STORED RECORDS:
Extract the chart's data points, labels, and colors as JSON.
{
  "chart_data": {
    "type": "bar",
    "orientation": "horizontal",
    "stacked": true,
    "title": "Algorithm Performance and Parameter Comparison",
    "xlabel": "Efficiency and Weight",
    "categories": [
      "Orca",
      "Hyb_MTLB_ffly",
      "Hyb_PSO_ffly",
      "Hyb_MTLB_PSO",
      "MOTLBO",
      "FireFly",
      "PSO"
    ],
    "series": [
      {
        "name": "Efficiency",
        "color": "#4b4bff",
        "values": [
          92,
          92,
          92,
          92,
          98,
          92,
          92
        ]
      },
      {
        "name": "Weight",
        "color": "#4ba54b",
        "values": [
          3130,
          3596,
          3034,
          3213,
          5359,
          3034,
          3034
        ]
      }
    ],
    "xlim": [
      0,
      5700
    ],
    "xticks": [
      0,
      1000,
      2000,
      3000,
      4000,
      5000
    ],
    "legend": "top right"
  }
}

==

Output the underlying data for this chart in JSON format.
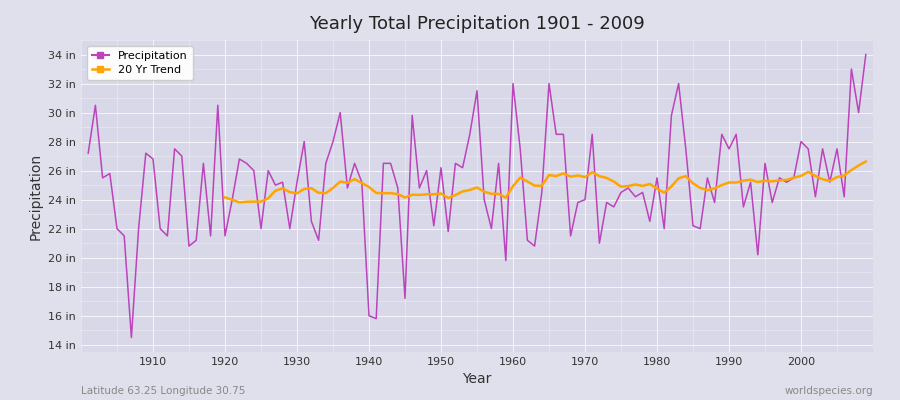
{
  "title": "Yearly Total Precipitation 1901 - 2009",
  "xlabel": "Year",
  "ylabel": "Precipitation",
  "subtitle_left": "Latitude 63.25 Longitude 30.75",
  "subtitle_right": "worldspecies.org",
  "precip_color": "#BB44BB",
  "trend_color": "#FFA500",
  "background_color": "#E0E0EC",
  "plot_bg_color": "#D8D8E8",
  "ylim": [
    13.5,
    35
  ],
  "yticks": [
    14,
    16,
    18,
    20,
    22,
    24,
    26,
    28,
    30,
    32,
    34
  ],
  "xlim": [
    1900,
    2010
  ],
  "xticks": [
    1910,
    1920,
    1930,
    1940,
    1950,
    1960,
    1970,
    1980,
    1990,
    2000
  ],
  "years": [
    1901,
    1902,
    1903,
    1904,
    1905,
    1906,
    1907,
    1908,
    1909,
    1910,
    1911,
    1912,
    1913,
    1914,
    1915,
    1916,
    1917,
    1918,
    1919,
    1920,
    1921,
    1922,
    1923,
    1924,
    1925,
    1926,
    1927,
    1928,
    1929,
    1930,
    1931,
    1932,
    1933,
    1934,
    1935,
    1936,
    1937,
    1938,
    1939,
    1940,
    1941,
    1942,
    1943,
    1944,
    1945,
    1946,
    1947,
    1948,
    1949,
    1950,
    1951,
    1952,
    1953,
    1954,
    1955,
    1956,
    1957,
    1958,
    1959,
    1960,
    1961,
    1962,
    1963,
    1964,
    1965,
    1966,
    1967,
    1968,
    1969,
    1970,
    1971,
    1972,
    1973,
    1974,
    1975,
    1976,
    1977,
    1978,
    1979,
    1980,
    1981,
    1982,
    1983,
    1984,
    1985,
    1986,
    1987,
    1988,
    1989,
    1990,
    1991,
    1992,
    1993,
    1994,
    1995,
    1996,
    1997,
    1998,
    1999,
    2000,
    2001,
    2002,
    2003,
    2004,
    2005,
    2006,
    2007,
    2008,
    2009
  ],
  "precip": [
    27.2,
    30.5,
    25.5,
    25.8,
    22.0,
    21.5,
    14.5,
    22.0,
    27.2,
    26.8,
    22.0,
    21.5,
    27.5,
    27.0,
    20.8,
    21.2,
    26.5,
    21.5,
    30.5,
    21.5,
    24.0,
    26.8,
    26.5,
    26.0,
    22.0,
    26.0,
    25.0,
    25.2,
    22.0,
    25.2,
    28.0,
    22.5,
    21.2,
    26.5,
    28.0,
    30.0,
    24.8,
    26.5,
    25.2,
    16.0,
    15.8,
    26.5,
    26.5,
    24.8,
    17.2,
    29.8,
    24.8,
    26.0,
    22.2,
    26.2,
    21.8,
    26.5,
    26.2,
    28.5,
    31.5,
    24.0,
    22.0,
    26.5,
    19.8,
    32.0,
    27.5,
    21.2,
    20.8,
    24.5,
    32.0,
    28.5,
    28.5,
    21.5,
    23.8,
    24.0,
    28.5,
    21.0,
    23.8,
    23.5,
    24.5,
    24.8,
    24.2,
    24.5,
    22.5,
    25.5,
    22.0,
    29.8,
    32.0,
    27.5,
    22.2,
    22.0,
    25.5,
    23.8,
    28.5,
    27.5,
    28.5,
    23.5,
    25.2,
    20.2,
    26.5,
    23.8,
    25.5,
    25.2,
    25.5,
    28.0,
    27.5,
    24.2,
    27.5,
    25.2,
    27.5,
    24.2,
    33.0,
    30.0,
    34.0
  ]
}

TASK DETAILS:
Find every line in the entries that includes the word "xlabel", then state how many there are and nothing else.

WORKED ANSWER:
2